▶ _Extracted records_:
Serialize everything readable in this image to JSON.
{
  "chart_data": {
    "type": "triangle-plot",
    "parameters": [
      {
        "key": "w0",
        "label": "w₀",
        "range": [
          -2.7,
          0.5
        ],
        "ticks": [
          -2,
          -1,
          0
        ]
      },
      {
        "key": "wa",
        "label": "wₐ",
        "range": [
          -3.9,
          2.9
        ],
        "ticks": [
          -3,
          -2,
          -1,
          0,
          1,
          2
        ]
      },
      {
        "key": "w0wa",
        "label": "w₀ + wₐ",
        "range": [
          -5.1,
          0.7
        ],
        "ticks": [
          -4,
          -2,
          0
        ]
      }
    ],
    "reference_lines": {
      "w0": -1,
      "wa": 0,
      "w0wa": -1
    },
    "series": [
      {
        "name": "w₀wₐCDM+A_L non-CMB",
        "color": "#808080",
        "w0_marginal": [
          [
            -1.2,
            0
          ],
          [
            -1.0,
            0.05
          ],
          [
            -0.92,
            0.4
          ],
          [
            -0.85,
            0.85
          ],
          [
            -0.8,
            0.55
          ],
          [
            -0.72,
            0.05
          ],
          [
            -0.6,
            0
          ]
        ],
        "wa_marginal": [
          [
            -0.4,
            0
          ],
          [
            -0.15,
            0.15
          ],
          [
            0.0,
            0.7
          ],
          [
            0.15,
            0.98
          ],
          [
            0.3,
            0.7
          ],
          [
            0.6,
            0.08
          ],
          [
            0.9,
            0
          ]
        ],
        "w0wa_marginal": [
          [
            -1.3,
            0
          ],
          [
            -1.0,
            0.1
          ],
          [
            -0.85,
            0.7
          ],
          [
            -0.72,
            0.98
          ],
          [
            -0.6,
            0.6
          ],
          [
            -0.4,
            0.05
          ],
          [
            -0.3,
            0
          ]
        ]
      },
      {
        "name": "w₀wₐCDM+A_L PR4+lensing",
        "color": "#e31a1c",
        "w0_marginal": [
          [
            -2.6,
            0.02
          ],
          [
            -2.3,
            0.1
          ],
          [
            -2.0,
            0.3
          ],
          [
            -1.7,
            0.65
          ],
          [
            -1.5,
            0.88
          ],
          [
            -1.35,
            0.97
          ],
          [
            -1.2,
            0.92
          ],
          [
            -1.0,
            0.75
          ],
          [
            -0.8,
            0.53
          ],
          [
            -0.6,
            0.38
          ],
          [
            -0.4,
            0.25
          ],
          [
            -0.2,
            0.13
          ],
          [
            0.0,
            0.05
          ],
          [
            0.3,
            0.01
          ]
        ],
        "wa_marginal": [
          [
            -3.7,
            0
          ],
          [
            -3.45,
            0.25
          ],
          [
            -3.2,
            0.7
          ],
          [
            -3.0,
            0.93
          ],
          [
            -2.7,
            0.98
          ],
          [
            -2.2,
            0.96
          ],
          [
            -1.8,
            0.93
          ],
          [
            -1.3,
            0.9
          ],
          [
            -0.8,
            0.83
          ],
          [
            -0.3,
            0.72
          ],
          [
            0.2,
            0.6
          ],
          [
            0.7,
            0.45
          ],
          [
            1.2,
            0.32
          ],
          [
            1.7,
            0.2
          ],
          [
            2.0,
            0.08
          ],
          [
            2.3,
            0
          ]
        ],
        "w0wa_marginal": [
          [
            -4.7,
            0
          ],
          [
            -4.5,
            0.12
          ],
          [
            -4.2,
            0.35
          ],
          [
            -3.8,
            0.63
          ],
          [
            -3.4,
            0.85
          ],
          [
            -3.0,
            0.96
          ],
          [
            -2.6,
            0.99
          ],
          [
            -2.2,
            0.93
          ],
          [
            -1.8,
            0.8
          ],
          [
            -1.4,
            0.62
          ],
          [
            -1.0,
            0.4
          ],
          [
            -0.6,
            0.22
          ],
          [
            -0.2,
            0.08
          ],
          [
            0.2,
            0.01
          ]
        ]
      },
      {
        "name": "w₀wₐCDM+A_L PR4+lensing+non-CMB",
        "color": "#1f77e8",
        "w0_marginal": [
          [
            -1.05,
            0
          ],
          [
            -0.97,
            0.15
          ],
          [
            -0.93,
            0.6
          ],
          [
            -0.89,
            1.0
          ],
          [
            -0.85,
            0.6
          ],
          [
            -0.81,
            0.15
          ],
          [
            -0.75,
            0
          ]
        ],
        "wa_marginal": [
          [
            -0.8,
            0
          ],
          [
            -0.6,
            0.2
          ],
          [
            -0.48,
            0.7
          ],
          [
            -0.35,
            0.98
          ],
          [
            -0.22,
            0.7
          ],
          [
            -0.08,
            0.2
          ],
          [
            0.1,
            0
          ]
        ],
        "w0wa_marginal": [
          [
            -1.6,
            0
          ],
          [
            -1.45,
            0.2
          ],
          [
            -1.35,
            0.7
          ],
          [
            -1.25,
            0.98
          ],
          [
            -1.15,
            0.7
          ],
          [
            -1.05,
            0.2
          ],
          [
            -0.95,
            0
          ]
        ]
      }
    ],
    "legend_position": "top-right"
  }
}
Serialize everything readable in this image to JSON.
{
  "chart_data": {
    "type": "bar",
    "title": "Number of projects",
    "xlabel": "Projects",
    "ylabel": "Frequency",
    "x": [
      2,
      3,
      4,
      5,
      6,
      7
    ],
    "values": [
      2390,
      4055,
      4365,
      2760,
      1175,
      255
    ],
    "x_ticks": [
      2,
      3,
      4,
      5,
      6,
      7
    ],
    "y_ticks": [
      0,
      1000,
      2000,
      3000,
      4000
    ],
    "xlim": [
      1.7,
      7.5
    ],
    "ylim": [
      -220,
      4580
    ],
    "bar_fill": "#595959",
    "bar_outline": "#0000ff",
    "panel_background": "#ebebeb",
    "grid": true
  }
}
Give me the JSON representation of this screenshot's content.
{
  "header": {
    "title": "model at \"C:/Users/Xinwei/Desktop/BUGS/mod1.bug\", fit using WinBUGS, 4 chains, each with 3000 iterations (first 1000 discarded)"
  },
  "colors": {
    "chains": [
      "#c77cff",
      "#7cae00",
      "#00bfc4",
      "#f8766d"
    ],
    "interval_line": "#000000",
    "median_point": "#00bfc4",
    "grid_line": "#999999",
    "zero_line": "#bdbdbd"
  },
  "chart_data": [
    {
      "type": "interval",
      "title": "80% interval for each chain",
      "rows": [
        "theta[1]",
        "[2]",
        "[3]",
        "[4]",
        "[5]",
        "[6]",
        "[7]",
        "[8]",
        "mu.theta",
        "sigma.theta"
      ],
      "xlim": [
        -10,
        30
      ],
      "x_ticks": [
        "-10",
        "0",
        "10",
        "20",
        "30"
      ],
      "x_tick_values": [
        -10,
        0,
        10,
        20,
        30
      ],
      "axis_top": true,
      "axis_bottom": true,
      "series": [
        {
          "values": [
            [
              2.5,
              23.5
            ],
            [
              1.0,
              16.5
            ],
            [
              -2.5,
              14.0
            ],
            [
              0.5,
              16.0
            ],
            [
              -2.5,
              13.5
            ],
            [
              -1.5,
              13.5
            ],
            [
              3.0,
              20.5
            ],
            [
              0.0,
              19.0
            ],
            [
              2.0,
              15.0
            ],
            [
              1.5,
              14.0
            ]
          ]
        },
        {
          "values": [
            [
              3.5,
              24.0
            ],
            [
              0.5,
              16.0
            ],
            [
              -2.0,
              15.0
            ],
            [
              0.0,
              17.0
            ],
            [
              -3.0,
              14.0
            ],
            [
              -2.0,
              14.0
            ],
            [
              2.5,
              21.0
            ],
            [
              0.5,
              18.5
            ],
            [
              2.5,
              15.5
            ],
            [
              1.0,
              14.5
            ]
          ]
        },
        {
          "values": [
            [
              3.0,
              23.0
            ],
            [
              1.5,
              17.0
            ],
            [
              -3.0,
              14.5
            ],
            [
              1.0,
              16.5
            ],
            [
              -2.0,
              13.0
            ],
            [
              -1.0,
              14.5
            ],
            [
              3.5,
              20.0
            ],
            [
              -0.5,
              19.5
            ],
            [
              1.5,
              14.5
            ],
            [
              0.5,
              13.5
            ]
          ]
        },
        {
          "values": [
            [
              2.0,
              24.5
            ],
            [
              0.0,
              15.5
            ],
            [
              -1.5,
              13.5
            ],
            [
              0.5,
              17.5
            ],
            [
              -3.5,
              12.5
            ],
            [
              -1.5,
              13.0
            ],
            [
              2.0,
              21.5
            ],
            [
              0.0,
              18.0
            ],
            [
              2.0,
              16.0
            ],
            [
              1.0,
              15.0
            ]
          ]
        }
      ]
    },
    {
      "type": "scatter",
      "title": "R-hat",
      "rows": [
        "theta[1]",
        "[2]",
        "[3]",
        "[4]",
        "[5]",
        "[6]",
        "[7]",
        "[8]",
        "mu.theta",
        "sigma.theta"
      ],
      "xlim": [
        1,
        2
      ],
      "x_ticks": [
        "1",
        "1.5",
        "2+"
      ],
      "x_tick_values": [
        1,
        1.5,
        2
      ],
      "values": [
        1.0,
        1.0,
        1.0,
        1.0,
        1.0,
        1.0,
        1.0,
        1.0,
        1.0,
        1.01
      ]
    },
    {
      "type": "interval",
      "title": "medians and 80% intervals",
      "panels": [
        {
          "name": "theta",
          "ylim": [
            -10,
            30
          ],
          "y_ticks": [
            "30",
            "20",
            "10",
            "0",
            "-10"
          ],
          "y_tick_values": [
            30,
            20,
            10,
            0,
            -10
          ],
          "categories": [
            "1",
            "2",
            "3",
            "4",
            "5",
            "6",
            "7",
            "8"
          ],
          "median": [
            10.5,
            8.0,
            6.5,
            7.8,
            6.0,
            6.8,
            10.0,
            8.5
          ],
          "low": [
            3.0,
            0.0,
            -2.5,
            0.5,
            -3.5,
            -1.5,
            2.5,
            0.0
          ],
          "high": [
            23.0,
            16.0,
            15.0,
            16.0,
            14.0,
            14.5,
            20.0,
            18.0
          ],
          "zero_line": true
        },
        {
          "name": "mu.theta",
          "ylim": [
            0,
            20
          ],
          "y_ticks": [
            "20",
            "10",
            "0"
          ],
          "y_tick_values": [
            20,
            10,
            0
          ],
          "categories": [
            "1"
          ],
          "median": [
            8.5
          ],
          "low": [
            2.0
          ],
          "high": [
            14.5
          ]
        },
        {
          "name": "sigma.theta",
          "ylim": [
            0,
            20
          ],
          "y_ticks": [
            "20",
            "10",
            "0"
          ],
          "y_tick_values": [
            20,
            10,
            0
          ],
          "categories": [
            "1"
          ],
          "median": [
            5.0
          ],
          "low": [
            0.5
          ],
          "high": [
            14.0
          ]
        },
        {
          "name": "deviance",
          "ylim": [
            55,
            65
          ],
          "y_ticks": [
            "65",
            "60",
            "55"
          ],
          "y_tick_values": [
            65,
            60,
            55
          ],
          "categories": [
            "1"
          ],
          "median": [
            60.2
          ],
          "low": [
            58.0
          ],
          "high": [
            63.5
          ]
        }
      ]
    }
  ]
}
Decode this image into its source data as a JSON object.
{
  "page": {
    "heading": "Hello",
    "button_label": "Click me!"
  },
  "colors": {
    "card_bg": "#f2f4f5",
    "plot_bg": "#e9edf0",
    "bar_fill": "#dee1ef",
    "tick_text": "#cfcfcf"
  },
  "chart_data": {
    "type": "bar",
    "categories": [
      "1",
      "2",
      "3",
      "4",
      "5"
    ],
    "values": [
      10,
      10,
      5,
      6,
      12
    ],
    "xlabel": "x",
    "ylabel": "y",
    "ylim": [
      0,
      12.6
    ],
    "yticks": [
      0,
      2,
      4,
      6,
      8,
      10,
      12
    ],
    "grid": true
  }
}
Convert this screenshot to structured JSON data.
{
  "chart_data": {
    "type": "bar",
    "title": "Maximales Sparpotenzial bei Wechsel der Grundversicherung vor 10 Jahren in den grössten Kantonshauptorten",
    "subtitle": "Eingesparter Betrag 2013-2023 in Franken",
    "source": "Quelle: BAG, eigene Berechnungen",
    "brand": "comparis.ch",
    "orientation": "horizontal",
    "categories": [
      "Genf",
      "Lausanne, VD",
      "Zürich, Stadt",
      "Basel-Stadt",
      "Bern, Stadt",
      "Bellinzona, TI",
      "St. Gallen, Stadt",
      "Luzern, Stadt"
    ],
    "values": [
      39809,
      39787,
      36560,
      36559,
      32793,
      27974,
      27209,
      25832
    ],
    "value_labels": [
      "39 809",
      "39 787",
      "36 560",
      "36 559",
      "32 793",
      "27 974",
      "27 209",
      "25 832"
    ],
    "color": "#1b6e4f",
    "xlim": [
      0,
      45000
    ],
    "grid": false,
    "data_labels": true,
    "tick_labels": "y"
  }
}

▶ _What to work on_: Pull out every line in the material above where "JSON" occurs.

▶ _Task solution_:
Serialize everything readable in this image to JSON.
Serialize everything readable in this image to JSON.
Give me the JSON representation of this screenshot's content.
Decode this image into its source data as a JSON object.
Convert this screenshot to structured JSON data.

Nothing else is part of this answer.